(Stored entries)
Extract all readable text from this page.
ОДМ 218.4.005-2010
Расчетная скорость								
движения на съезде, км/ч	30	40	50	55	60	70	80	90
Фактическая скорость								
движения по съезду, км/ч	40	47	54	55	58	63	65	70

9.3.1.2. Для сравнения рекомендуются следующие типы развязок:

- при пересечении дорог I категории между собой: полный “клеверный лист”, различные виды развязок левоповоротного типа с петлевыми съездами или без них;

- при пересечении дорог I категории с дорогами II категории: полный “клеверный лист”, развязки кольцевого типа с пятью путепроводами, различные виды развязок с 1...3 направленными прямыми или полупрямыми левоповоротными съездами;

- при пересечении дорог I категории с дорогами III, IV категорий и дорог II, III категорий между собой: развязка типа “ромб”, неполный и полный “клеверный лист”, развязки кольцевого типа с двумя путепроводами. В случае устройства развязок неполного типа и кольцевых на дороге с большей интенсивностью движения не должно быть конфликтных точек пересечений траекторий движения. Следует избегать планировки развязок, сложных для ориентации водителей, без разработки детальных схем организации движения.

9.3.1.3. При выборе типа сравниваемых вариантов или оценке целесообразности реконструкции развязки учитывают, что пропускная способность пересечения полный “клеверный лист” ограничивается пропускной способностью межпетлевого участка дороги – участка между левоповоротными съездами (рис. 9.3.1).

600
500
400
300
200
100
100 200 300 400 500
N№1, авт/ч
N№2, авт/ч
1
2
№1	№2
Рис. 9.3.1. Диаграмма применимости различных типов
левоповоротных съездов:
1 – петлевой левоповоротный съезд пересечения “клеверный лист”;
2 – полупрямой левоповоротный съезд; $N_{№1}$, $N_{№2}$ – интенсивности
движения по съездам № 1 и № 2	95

- Given request
Give back all the data exactly as written.

- Answer to this task
Extract all readable text from this page.
ОДМ 218.4.005-2010
Расчетная скорость								
движения на съезде, км/ч	30	40	50	55	60	70	80	90
Фактическая скорость								
движения по съезду, км/ч	40	47	54	55	58	63	65	70

9.3.1.2. Для сравнения рекомендуются следующие типы развязок:

- при пересечении дорог I категории между собой: полный “клеверный лист”, различные виды развязок левоповоротного типа с петлевыми съездами или без них;

- при пересечении дорог I категории с дорогами II категории: полный “клеверный лист”, развязки кольцевого типа с пятью путепроводами, различные виды развязок с 1...3 направленными прямыми или полупрямыми левоповоротными съездами;

- при пересечении дорог I категории с дорогами III, IV категорий и дорог II, III категорий между собой: развязка типа “ромб”, неполный и полный “клеверный лист”, развязки кольцевого типа с двумя путепроводами. В случае устройства развязок неполного типа и кольцевых на дороге с большей интенсивностью движения не должно быть конфликтных точек пересечений траекторий движения. Следует избегать планировки развязок, сложных для ориентации водителей, без разработки детальных схем организации движения.

9.3.1.3. При выборе типа сравниваемых вариантов или оценке целесообразности реконструкции развязки учитывают, что пропускная способность пересечения полный “клеверный лист” ограничивается пропускной способностью межпетлевого участка дороги – участка между левоповоротными съездами (рис. 9.3.1).

600
500
400
300
200
100
100 200 300 400 500
N№1, авт/ч
N№2, авт/ч
1
2
№1	№2
Рис. 9.3.1. Диаграмма применимости различных типов
левоповоротных съездов:
1 – петлевой левоповоротный съезд пересечения “клеверный лист”;
2 – полупрямой левоповоротный съезд; $N_{№1}$, $N_{№2}$ – интенсивности
движения по съездам № 1 и № 2	95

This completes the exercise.